| Goal |
Wherever the word "Texas" shows up in a line, please copy that line.
__________
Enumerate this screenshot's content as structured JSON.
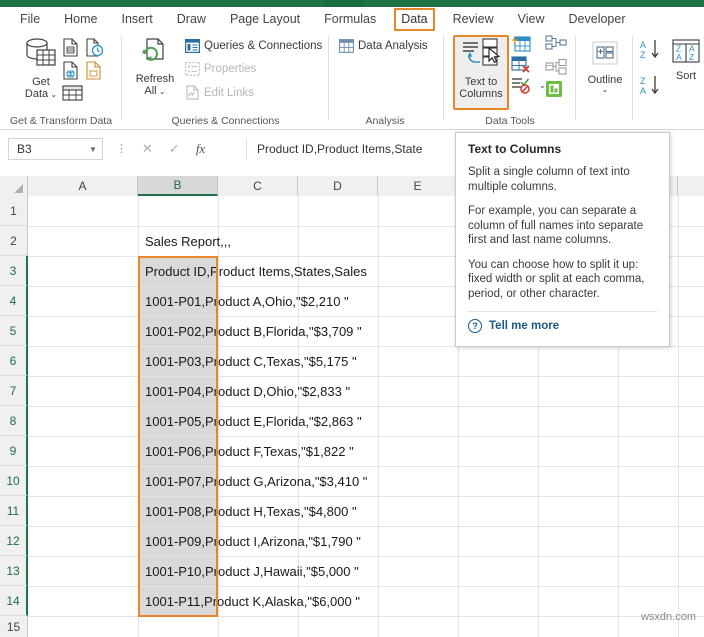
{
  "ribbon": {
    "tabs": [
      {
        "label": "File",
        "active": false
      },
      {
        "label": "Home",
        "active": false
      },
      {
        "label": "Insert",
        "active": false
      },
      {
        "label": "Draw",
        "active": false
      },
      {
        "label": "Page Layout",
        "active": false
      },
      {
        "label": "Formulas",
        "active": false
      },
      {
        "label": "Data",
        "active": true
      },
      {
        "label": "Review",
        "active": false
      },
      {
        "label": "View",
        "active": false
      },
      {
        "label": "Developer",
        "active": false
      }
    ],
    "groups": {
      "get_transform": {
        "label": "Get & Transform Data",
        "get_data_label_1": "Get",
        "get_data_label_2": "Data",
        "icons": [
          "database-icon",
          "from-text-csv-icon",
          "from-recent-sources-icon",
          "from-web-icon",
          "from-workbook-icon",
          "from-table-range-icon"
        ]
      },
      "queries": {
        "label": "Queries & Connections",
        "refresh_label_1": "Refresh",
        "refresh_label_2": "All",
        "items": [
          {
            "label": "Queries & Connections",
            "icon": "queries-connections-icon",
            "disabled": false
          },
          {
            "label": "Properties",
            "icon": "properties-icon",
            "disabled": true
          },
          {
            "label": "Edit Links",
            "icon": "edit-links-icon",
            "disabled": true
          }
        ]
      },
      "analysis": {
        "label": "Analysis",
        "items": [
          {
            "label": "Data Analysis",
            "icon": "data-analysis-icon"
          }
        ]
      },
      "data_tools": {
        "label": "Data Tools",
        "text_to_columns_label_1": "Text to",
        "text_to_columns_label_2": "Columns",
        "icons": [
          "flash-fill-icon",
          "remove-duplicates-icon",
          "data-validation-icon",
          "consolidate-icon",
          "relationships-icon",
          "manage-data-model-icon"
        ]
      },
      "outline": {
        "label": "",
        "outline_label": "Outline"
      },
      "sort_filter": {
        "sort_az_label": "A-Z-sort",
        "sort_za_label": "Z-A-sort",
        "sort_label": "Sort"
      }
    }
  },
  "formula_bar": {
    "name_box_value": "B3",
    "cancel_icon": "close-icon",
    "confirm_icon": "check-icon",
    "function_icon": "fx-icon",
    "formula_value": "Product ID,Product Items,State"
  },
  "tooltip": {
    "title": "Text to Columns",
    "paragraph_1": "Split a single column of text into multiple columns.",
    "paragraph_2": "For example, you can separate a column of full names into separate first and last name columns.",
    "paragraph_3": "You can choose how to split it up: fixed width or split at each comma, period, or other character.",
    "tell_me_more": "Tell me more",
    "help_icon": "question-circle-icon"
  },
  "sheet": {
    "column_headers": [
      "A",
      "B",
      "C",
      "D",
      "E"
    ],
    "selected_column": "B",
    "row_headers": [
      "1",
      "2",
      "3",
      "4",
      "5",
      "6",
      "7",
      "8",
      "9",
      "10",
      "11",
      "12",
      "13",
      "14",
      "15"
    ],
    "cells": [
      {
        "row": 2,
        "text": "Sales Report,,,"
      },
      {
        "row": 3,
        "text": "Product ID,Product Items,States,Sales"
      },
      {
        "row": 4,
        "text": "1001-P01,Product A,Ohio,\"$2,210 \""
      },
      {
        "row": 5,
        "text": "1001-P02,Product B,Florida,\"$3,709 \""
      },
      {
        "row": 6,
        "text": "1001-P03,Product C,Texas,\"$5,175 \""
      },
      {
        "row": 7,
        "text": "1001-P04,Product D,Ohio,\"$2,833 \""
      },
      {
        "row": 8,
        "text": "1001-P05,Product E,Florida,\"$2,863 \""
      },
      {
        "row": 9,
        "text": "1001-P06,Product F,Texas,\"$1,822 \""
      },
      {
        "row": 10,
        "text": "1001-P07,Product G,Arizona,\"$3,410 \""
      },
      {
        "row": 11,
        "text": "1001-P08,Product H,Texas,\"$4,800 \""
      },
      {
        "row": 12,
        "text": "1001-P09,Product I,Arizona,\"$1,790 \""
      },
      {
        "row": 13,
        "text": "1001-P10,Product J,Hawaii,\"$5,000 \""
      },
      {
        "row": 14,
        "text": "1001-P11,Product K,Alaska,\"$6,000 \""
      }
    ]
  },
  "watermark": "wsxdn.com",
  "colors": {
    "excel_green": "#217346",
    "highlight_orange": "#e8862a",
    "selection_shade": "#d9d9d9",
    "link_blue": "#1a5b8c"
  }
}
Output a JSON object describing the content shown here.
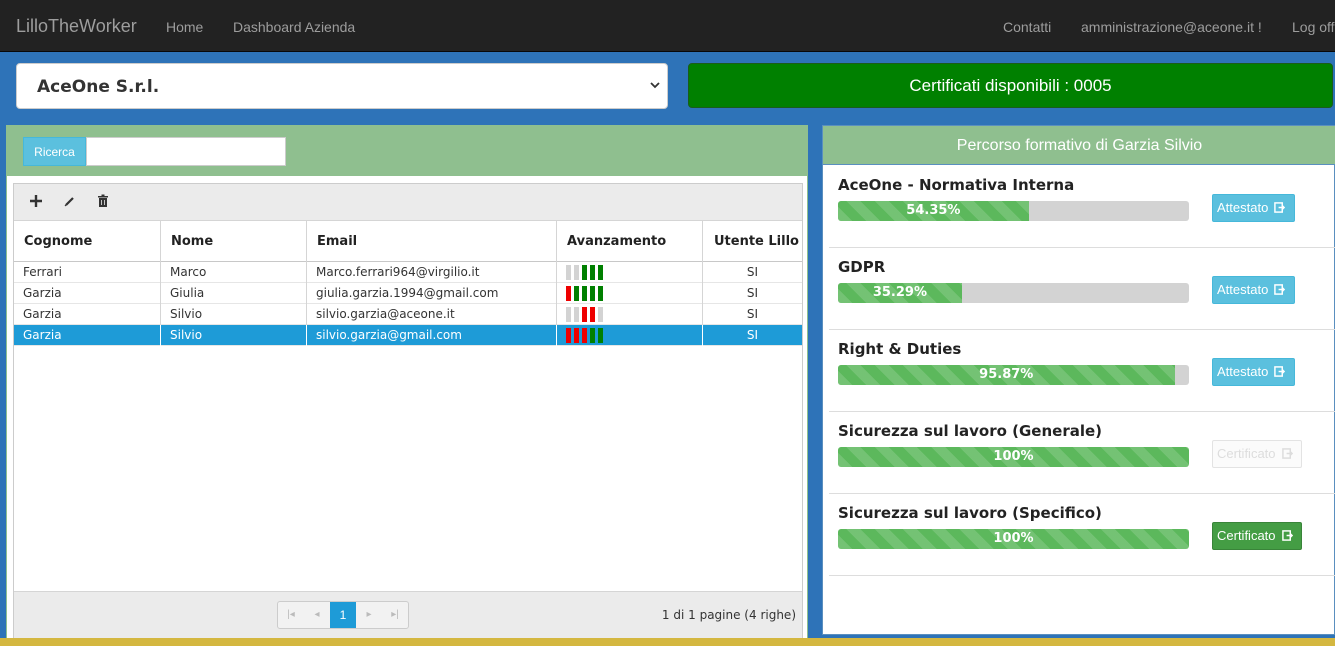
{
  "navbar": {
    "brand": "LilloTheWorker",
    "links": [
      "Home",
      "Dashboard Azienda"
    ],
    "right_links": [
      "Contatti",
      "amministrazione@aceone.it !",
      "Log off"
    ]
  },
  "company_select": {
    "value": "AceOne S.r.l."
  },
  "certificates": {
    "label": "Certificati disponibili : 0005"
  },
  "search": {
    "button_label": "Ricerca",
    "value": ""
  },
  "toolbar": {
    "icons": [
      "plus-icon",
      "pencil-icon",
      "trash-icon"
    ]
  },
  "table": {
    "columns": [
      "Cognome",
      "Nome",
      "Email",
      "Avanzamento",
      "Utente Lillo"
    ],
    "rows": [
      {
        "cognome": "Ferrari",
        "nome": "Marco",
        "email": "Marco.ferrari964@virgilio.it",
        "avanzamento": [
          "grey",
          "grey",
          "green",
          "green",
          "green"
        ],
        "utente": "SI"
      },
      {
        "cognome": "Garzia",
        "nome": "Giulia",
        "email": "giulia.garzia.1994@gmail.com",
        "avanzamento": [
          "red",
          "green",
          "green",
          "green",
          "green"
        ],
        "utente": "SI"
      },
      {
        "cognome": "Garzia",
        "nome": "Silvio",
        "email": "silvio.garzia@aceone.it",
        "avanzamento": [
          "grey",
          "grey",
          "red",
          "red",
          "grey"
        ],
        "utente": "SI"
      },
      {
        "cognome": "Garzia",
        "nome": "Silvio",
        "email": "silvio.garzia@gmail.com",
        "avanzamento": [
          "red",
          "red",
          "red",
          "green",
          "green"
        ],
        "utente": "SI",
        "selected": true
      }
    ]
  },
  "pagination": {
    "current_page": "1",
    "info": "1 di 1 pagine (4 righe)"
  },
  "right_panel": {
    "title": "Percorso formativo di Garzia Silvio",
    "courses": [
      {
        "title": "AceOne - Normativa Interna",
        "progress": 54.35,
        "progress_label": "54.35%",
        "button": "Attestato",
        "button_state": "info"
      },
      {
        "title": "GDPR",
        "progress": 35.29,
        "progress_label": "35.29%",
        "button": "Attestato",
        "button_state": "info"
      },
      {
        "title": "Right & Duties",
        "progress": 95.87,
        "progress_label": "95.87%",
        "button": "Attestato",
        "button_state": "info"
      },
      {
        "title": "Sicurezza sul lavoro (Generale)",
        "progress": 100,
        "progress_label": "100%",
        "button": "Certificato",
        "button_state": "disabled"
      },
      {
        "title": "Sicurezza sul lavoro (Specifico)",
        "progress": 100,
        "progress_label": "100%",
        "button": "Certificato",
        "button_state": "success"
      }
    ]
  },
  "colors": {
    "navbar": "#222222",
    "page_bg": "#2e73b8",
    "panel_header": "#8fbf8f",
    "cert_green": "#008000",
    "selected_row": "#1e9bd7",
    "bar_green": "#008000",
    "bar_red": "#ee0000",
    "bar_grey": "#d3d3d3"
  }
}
__________
| Final answer |
        "text": "1001-P03,Product C,Texas,\"$5,175 \""
        "text": "1001-P06,Product F,Texas,\"$1,822 \""
        "text": "1001-P08,Product H,Texas,\"$4,800 \""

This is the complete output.